WHAT THIS TASK INVOLVES:
All of the data must be printed exactly; please include every line.

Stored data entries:

------------------------------------------------------------------------

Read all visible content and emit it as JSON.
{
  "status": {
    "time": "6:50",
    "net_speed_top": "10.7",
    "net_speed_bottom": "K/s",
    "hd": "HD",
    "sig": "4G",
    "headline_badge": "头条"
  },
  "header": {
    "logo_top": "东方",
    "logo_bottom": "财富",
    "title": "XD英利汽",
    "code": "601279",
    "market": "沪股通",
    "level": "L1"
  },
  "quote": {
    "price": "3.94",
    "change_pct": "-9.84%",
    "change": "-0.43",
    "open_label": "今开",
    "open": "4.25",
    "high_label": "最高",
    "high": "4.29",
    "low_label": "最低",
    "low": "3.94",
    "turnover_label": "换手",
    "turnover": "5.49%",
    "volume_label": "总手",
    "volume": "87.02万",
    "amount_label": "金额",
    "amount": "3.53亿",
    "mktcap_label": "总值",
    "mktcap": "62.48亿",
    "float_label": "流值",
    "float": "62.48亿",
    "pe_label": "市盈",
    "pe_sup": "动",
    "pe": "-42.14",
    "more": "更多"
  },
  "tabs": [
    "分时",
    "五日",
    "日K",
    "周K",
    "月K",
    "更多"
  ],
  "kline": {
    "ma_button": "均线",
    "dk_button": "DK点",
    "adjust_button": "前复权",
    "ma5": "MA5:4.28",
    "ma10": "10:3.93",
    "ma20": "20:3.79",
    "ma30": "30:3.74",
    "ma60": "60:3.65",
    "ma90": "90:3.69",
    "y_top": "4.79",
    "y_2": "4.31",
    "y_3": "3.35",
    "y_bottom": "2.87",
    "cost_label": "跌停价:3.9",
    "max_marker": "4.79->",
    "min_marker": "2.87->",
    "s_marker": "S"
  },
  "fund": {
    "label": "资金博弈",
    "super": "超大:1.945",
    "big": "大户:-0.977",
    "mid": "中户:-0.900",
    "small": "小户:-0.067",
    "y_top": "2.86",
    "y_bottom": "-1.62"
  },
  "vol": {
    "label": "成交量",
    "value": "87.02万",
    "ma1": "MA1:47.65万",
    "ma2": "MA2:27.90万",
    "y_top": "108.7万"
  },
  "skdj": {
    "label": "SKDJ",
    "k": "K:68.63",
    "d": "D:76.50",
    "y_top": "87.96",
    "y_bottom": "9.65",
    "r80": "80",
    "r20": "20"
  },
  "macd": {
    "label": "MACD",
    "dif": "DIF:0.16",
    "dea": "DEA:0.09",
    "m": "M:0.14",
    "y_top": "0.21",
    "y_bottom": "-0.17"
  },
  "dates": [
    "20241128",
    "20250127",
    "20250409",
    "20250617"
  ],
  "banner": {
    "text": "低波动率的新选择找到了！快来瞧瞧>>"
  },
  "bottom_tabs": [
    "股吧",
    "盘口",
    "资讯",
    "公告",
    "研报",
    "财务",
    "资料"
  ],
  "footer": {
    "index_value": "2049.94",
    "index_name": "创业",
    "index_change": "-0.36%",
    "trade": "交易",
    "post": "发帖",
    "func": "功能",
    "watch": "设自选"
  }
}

------------------------------------------------------------------------

TASK ANSWER:
Read all visible content and emit it as JSON.
{
  "status": {
    "time": "6:50",
    "net_speed_top": "10.7",
    "net_speed_bottom": "K/s",
    "hd": "HD",
    "sig": "4G",
    "headline_badge": "头条"
  },
  "header": {
    "logo_top": "东方",
    "logo_bottom": "财富",
    "title": "XD英利汽",
    "code": "601279",
    "market": "沪股通",
    "level": "L1"
  },
  "quote": {
    "price": "3.94",
    "change_pct": "-9.84%",
    "change": "-0.43",
    "open_label": "今开",
    "open": "4.25",
    "high_label": "最高",
    "high": "4.29",
    "low_label": "最低",
    "low": "3.94",
    "turnover_label": "换手",
    "turnover": "5.49%",
    "volume_label": "总手",
    "volume": "87.02万",
    "amount_label": "金额",
    "amount": "3.53亿",
    "mktcap_label": "总值",
    "mktcap": "62.48亿",
    "float_label": "流值",
    "float": "62.48亿",
    "pe_label": "市盈",
    "pe_sup": "动",
    "pe": "-42.14",
    "more": "更多"
  },
  "tabs": [
    "分时",
    "五日",
    "日K",
    "周K",
    "月K",
    "更多"
  ],
  "kline": {
    "ma_button": "均线",
    "dk_button": "DK点",
    "adjust_button": "前复权",
    "ma5": "MA5:4.28",
    "ma10": "10:3.93",
    "ma20": "20:3.79",
    "ma30": "30:3.74",
    "ma60": "60:3.65",
    "ma90": "90:3.69",
    "y_top": "4.79",
    "y_2": "4.31",
    "y_3": "3.35",
    "y_bottom": "2.87",
    "cost_label": "跌停价:3.9",
    "max_marker": "4.79->",
    "min_marker": "2.87->",
    "s_marker": "S"
  },
  "fund": {
    "label": "资金博弈",
    "super": "超大:1.945",
    "big": "大户:-0.977",
    "mid": "中户:-0.900",
    "small": "小户:-0.067",
    "y_top": "2.86",
    "y_bottom": "-1.62"
  },
  "vol": {
    "label": "成交量",
    "value": "87.02万",
    "ma1": "MA1:47.65万",
    "ma2": "MA2:27.90万",
    "y_top": "108.7万"
  },
  "skdj": {
    "label": "SKDJ",
    "k": "K:68.63",
    "d": "D:76.50",
    "y_top": "87.96",
    "y_bottom": "9.65",
    "r80": "80",
    "r20": "20"
  },
  "macd": {
    "label": "MACD",
    "dif": "DIF:0.16",
    "dea": "DEA:0.09",
    "m": "M:0.14",
    "y_top": "0.21",
    "y_bottom": "-0.17"
  },
  "dates": [
    "20241128",
    "20250127",
    "20250409",
    "20250617"
  ],
  "banner": {
    "text": "低波动率的新选择找到了！快来瞧瞧>>"
  },
  "bottom_tabs": [
    "股吧",
    "盘口",
    "资讯",
    "公告",
    "研报",
    "财务",
    "资料"
  ],
  "footer": {
    "index_value": "2049.94",
    "index_name": "创业",
    "index_change": "-0.36%",
    "trade": "交易",
    "post": "发帖",
    "func": "功能",
    "watch": "设自选"
  }
}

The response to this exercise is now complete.